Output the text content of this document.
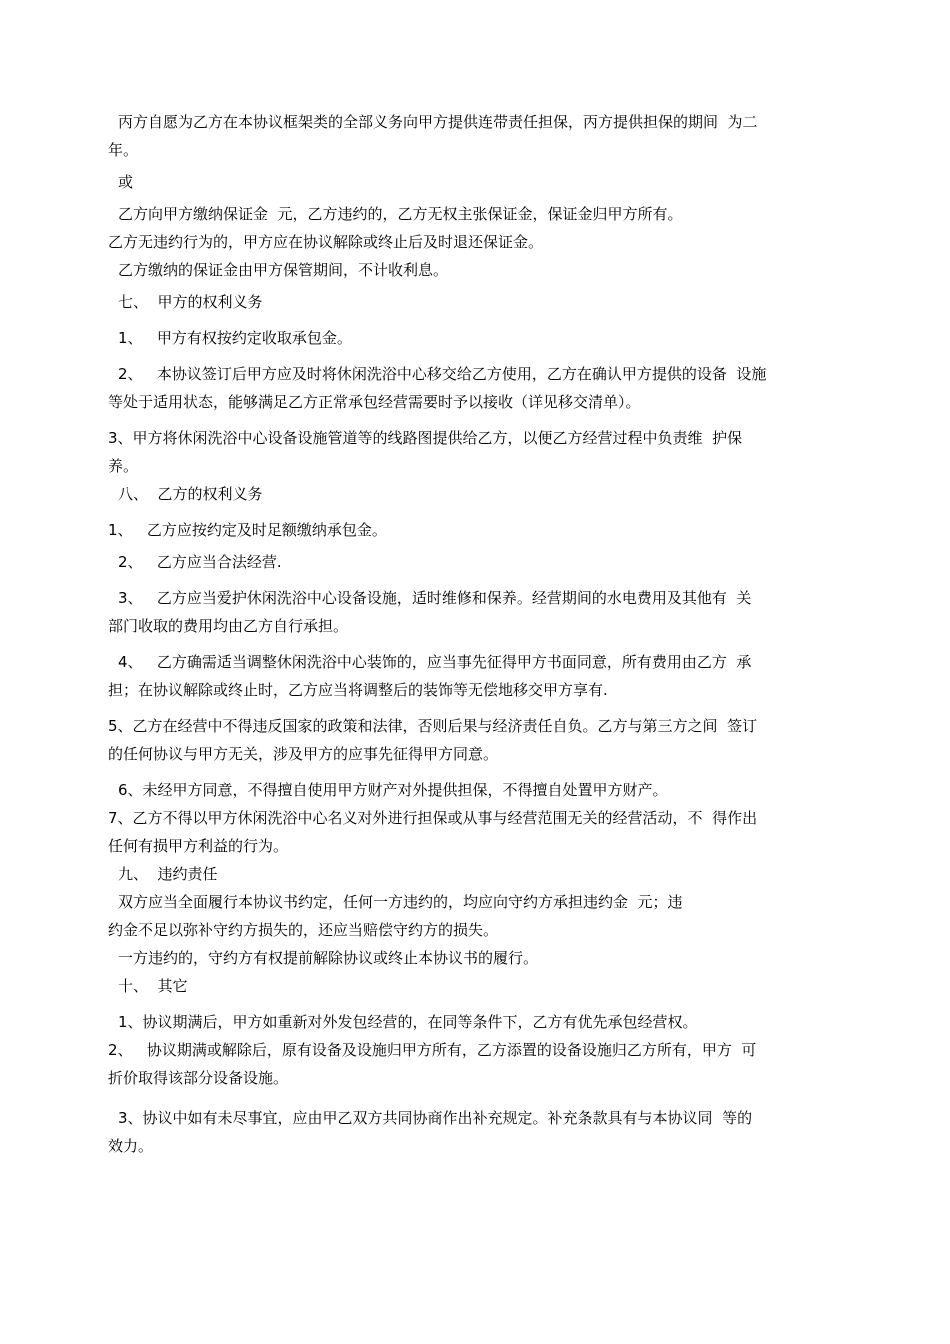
丙方自愿为乙方在本协议框架类的全部义务向甲方提供连带责任担保，丙方提供担保的期间  为二
年。
或
乙方向甲方缴纳保证金  元，乙方违约的，乙方无权主张保证金，保证金归甲方所有。
乙方无违约行为的，甲方应在协议解除或终止后及时退还保证金。
乙方缴纳的保证金由甲方保管期间，不计收利息。
七、  甲方的权利义务
1、   甲方有权按约定收取承包金。
2、   本协议签订后甲方应及时将休闲洗浴中心移交给乙方使用，乙方在确认甲方提供的设备  设施
等处于适用状态，能够满足乙方正常承包经营需要时予以接收（详见移交清单）。
3、甲方将休闲洗浴中心设备设施管道等的线路图提供给乙方，以便乙方经营过程中负责维  护保
养。
八、  乙方的权利义务
1、   乙方应按约定及时足额缴纳承包金。
2、   乙方应当合法经营.
3、   乙方应当爱护休闲洗浴中心设备设施，适时维修和保养。经营期间的水电费用及其他有  关
部门收取的费用均由乙方自行承担。
4、   乙方确需适当调整休闲洗浴中心装饰的，应当事先征得甲方书面同意，所有费用由乙方  承
担；在协议解除或终止时，乙方应当将调整后的装饰等无偿地移交甲方享有.
5、乙方在经营中不得违反国家的政策和法律，否则后果与经济责任自负。乙方与第三方之间  签订
的任何协议与甲方无关，涉及甲方的应事先征得甲方同意。
6、未经甲方同意，不得擅自使用甲方财产对外提供担保，不得擅自处置甲方财产。
7、乙方不得以甲方休闲洗浴中心名义对外进行担保或从事与经营范围无关的经营活动，不  得作出
任何有损甲方利益的行为。
九、  违约责任
双方应当全面履行本协议书约定，任何一方违约的，均应向守约方承担违约金  元；违
约金不足以弥补守约方损失的，还应当赔偿守约方的损失。
一方违约的，守约方有权提前解除协议或终止本协议书的履行。
十、  其它
1、协议期满后，甲方如重新对外发包经营的，在同等条件下，乙方有优先承包经营权。
2、   协议期满或解除后，原有设备及设施归甲方所有，乙方添置的设备设施归乙方所有，甲方  可
折价取得该部分设备设施。
3、协议中如有未尽事宜，应由甲乙双方共同协商作出补充规定。补充条款具有与本协议同  等的
效力。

Objective: Reproduce every entry word for word, but skip any pictures.

Output for this task:
Output the text content of this document.
丙方自愿为乙方在本协议框架类的全部义务向甲方提供连带责任担保，丙方提供担保的期间  为二
年。
或
乙方向甲方缴纳保证金  元，乙方违约的，乙方无权主张保证金，保证金归甲方所有。
乙方无违约行为的，甲方应在协议解除或终止后及时退还保证金。
乙方缴纳的保证金由甲方保管期间，不计收利息。
七、  甲方的权利义务
1、   甲方有权按约定收取承包金。
2、   本协议签订后甲方应及时将休闲洗浴中心移交给乙方使用，乙方在确认甲方提供的设备  设施
等处于适用状态，能够满足乙方正常承包经营需要时予以接收（详见移交清单）。
3、甲方将休闲洗浴中心设备设施管道等的线路图提供给乙方，以便乙方经营过程中负责维  护保
养。
八、  乙方的权利义务
1、   乙方应按约定及时足额缴纳承包金。
2、   乙方应当合法经营.
3、   乙方应当爱护休闲洗浴中心设备设施，适时维修和保养。经营期间的水电费用及其他有  关
部门收取的费用均由乙方自行承担。
4、   乙方确需适当调整休闲洗浴中心装饰的，应当事先征得甲方书面同意，所有费用由乙方  承
担；在协议解除或终止时，乙方应当将调整后的装饰等无偿地移交甲方享有.
5、乙方在经营中不得违反国家的政策和法律，否则后果与经济责任自负。乙方与第三方之间  签订
的任何协议与甲方无关，涉及甲方的应事先征得甲方同意。
6、未经甲方同意，不得擅自使用甲方财产对外提供担保，不得擅自处置甲方财产。
7、乙方不得以甲方休闲洗浴中心名义对外进行担保或从事与经营范围无关的经营活动，不  得作出
任何有损甲方利益的行为。
九、  违约责任
双方应当全面履行本协议书约定，任何一方违约的，均应向守约方承担违约金  元；违
约金不足以弥补守约方损失的，还应当赔偿守约方的损失。
一方违约的，守约方有权提前解除协议或终止本协议书的履行。
十、  其它
1、协议期满后，甲方如重新对外发包经营的，在同等条件下，乙方有优先承包经营权。
2、   协议期满或解除后，原有设备及设施归甲方所有，乙方添置的设备设施归乙方所有，甲方  可
折价取得该部分设备设施。
3、协议中如有未尽事宜，应由甲乙双方共同协商作出补充规定。补充条款具有与本协议同  等的
效力。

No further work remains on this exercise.